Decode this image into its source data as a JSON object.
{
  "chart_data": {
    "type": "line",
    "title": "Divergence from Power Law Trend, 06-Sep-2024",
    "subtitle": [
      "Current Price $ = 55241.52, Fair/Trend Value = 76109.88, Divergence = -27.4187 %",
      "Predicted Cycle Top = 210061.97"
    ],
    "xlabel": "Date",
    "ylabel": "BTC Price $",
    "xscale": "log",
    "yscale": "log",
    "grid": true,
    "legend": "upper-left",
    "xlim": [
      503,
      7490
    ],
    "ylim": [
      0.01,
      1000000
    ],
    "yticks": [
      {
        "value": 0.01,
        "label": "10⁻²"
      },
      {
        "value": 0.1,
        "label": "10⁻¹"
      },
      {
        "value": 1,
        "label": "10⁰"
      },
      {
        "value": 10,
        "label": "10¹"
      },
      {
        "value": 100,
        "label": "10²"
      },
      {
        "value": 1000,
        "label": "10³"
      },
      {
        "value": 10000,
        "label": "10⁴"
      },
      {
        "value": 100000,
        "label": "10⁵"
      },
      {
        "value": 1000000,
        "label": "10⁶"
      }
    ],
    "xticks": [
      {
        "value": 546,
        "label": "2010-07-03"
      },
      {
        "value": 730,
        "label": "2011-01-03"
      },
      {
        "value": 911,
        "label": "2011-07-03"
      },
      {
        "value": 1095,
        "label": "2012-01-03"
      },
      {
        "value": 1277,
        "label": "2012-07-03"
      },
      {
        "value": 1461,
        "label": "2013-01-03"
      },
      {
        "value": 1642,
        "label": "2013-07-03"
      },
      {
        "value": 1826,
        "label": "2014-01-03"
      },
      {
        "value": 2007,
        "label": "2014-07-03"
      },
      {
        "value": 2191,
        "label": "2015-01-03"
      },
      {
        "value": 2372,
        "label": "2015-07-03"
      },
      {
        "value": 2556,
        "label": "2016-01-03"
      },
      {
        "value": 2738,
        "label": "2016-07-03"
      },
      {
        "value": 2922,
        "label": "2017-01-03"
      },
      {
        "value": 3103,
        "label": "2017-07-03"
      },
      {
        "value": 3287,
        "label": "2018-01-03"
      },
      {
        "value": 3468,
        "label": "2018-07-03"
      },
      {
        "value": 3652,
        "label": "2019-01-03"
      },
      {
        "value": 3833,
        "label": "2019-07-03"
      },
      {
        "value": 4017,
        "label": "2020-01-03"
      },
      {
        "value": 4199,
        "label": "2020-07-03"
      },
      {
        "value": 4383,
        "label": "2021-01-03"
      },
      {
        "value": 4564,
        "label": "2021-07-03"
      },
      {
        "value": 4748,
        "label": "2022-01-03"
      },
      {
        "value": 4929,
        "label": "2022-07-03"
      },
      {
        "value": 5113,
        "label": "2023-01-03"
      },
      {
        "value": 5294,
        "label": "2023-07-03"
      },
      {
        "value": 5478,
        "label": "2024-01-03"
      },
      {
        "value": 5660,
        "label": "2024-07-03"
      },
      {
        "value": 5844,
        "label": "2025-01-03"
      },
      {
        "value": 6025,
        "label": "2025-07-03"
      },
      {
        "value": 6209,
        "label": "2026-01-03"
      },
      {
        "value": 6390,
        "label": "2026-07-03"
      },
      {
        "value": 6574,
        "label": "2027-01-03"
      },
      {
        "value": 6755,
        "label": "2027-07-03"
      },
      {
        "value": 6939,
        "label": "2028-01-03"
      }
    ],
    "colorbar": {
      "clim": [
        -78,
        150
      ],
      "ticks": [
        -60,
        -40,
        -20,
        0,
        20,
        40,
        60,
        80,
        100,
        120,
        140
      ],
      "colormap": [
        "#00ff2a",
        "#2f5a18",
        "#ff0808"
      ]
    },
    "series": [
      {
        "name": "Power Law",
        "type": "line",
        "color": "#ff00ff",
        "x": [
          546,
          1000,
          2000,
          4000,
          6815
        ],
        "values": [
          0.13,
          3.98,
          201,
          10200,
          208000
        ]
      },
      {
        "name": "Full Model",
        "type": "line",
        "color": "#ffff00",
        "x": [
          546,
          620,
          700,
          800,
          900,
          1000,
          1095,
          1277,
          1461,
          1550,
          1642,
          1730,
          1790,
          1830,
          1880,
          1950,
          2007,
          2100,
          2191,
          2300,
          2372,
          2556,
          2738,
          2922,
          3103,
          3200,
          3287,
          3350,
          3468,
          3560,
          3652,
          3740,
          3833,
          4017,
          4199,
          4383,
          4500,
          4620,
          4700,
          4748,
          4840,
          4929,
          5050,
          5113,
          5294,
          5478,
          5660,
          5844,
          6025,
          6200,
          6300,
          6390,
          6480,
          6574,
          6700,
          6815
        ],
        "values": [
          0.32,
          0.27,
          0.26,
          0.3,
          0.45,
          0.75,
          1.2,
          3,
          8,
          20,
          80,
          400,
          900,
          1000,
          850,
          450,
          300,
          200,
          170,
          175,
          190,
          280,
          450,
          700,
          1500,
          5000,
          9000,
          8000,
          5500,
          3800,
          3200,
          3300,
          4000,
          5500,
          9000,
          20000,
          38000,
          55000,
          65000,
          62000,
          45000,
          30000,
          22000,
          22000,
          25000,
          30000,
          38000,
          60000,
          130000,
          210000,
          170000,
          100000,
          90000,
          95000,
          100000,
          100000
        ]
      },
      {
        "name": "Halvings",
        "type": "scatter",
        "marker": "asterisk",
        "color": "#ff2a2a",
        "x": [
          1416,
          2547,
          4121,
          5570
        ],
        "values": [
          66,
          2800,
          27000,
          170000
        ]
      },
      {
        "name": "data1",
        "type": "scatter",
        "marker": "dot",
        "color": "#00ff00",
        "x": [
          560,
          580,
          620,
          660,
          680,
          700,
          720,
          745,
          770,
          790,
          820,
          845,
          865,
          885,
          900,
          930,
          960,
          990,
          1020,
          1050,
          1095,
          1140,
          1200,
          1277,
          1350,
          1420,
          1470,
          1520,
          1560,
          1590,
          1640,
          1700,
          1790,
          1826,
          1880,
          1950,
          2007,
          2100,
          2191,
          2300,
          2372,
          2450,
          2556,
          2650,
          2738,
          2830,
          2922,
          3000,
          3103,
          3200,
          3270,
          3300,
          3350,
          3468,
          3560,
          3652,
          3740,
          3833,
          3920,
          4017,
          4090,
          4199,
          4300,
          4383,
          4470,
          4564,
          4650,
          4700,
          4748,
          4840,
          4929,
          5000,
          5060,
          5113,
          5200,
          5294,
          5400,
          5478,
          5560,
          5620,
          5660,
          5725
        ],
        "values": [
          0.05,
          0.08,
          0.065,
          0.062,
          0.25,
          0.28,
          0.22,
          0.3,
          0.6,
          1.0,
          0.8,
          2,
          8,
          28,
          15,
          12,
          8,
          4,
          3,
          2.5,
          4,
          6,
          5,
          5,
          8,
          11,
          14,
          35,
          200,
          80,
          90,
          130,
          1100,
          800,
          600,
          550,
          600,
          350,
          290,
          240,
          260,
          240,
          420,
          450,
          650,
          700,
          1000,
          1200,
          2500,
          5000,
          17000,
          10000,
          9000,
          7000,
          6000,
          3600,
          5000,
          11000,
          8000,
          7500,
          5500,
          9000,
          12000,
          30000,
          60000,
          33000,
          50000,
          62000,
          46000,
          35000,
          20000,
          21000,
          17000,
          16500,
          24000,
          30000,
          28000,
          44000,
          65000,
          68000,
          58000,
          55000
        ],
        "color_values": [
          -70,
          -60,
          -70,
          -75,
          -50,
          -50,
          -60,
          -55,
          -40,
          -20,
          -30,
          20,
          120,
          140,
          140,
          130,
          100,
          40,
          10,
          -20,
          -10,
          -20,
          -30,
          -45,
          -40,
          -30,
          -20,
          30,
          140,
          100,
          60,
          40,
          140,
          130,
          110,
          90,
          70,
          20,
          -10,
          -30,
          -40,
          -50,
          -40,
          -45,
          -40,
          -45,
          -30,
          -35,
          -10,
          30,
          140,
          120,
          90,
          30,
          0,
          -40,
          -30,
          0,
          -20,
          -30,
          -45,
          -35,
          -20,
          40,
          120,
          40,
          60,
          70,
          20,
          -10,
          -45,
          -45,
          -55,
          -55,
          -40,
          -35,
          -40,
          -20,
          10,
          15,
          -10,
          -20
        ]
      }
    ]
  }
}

§ **What needs to be done**
Check each line of the records for the word "Price", and show the lines that contain it.

§ **Task solution**
      "Current Price $ = 55241.52, Fair/Trend Value = 76109.88, Divergence = -27.4187 %",
    "ylabel": "BTC Price $",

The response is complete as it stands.